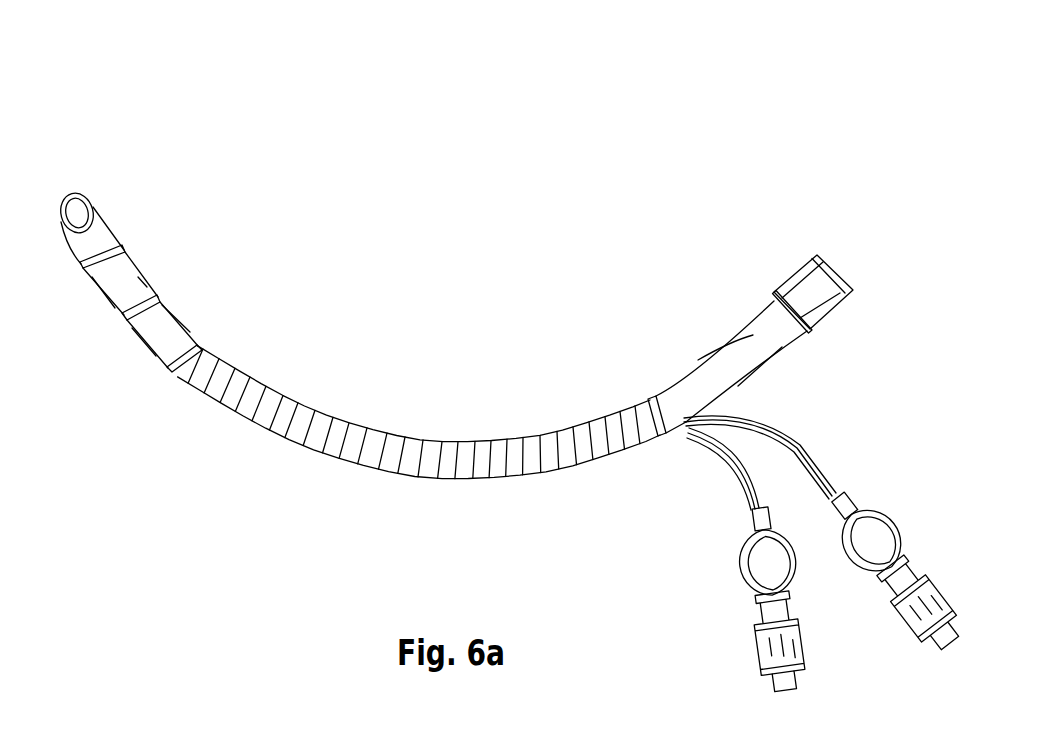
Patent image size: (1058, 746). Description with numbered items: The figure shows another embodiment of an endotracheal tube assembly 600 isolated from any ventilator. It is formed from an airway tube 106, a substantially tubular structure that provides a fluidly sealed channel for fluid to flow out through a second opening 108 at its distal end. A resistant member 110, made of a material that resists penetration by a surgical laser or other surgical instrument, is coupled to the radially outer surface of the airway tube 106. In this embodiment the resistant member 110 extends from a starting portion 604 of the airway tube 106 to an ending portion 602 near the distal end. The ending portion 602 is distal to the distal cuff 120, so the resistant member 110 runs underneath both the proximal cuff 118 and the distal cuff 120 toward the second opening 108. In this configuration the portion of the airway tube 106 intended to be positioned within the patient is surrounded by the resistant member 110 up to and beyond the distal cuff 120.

The endotracheal tube assembly 600 is at (552, 130).
The second opening 108 is at (75, 188).
The ending portion 602 is at (118, 239).
The distal cuff 120 is at (128, 276).
The proximal cuff 118 is at (155, 332).
The resistant member 110 is at (407, 435).
The starting portion 604 is at (665, 410).
The airway tube 106 is at (766, 328).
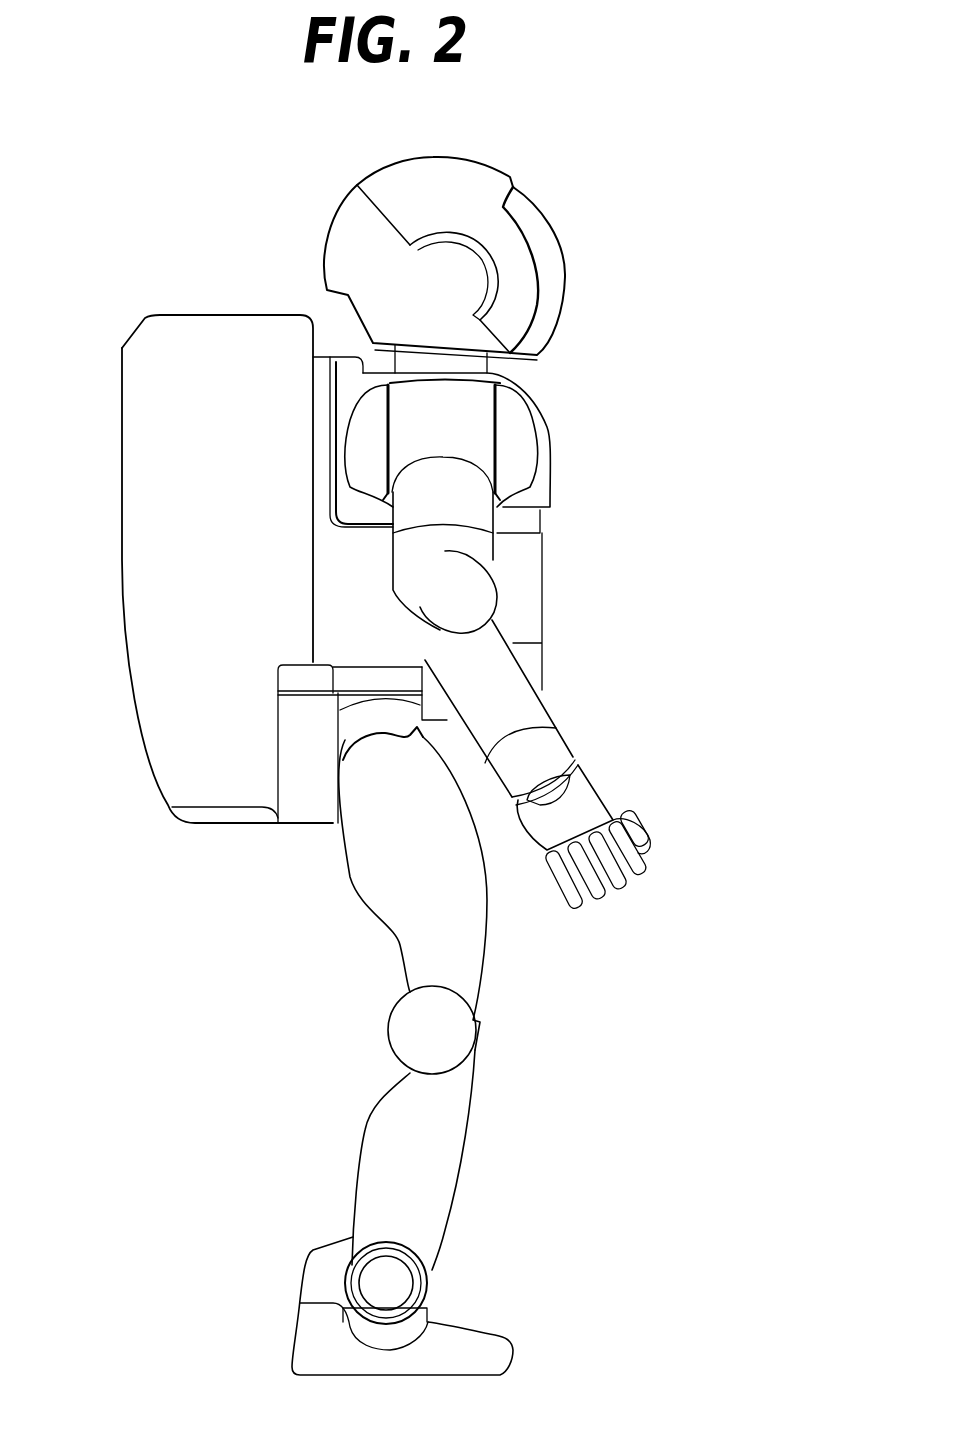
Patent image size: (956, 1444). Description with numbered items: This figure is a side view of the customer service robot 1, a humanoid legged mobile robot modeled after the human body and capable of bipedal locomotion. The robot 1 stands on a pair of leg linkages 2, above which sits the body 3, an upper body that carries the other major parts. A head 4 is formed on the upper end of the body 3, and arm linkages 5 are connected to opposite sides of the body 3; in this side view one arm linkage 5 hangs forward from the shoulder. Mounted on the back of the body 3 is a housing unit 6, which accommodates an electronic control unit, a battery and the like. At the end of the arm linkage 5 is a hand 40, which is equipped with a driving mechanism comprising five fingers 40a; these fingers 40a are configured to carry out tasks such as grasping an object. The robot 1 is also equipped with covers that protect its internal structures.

The customer service robot 1 is at (600, 430).
The leg linkage 2 is at (510, 1040).
The body 3 is at (515, 583).
The head 4 is at (398, 157).
The arm linkage 5 is at (570, 706).
The housing unit 6 is at (182, 313).
The hand 40 is at (610, 780).
The finger 40a is at (648, 860).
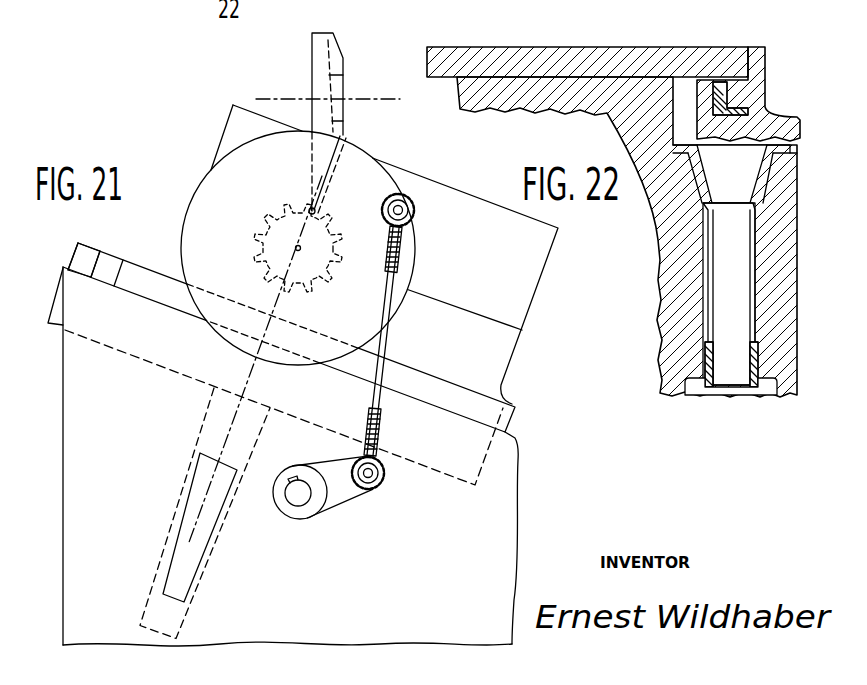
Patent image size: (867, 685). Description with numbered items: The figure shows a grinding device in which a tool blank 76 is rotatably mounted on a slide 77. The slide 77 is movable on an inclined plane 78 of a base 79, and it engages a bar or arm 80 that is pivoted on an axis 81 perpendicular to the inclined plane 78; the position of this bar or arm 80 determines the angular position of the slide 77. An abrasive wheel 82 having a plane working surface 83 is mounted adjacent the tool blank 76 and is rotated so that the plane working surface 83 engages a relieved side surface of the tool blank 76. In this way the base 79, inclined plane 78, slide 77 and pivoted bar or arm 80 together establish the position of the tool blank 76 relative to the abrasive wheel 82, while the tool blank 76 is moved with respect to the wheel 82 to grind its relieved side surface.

In FIG. 21, the tool blank 76 is at (283, 228).
In FIG. 21, the slide 77 is at (127, 273).
In FIG. 22, the slide 77 is at (610, 67).
In FIG. 21, the inclined plane 78 is at (97, 275).
In FIG. 21, the base 79 is at (72, 420).
In FIG. 22, the base 79 is at (502, 87).
In FIG. 21, the bar or arm 80 is at (78, 262).
In FIG. 22, the bar or arm 80 is at (763, 92).
In FIG. 21, the axis 81 is at (185, 548).
In FIG. 22, the axis 81 is at (729, 363).
In FIG. 21, the abrasive wheel 82 is at (328, 45).
In FIG. 21, the plane working surface 83 is at (310, 204).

* **Instructions to follow**:
Repeat the material word for word, from its first line up to and including the line that contains "The airway tube 106 is at (766, 328).". Leave the pictures out of your answer.

* **The response**:
Patent image size: (1058, 746). Description with numbered items: The figure shows another embodiment of an endotracheal tube assembly 600 isolated from any ventilator. It is formed from an airway tube 106, a substantially tubular structure that provides a fluidly sealed channel for fluid to flow out through a second opening 108 at its distal end. A resistant member 110, made of a material that resists penetration by a surgical laser or other surgical instrument, is coupled to the radially outer surface of the airway tube 106. In this embodiment the resistant member 110 extends from a starting portion 604 of the airway tube 106 to an ending portion 602 near the distal end. The ending portion 602 is distal to the distal cuff 120, so the resistant member 110 runs underneath both the proximal cuff 118 and the distal cuff 120 toward the second opening 108. In this configuration the portion of the airway tube 106 intended to be positioned within the patient is surrounded by the resistant member 110 up to and beyond the distal cuff 120.

The endotracheal tube assembly 600 is at (552, 130).
The second opening 108 is at (75, 188).
The ending portion 602 is at (118, 239).
The distal cuff 120 is at (128, 276).
The proximal cuff 118 is at (155, 332).
The resistant member 110 is at (407, 435).
The starting portion 604 is at (665, 410).
The airway tube 106 is at (766, 328).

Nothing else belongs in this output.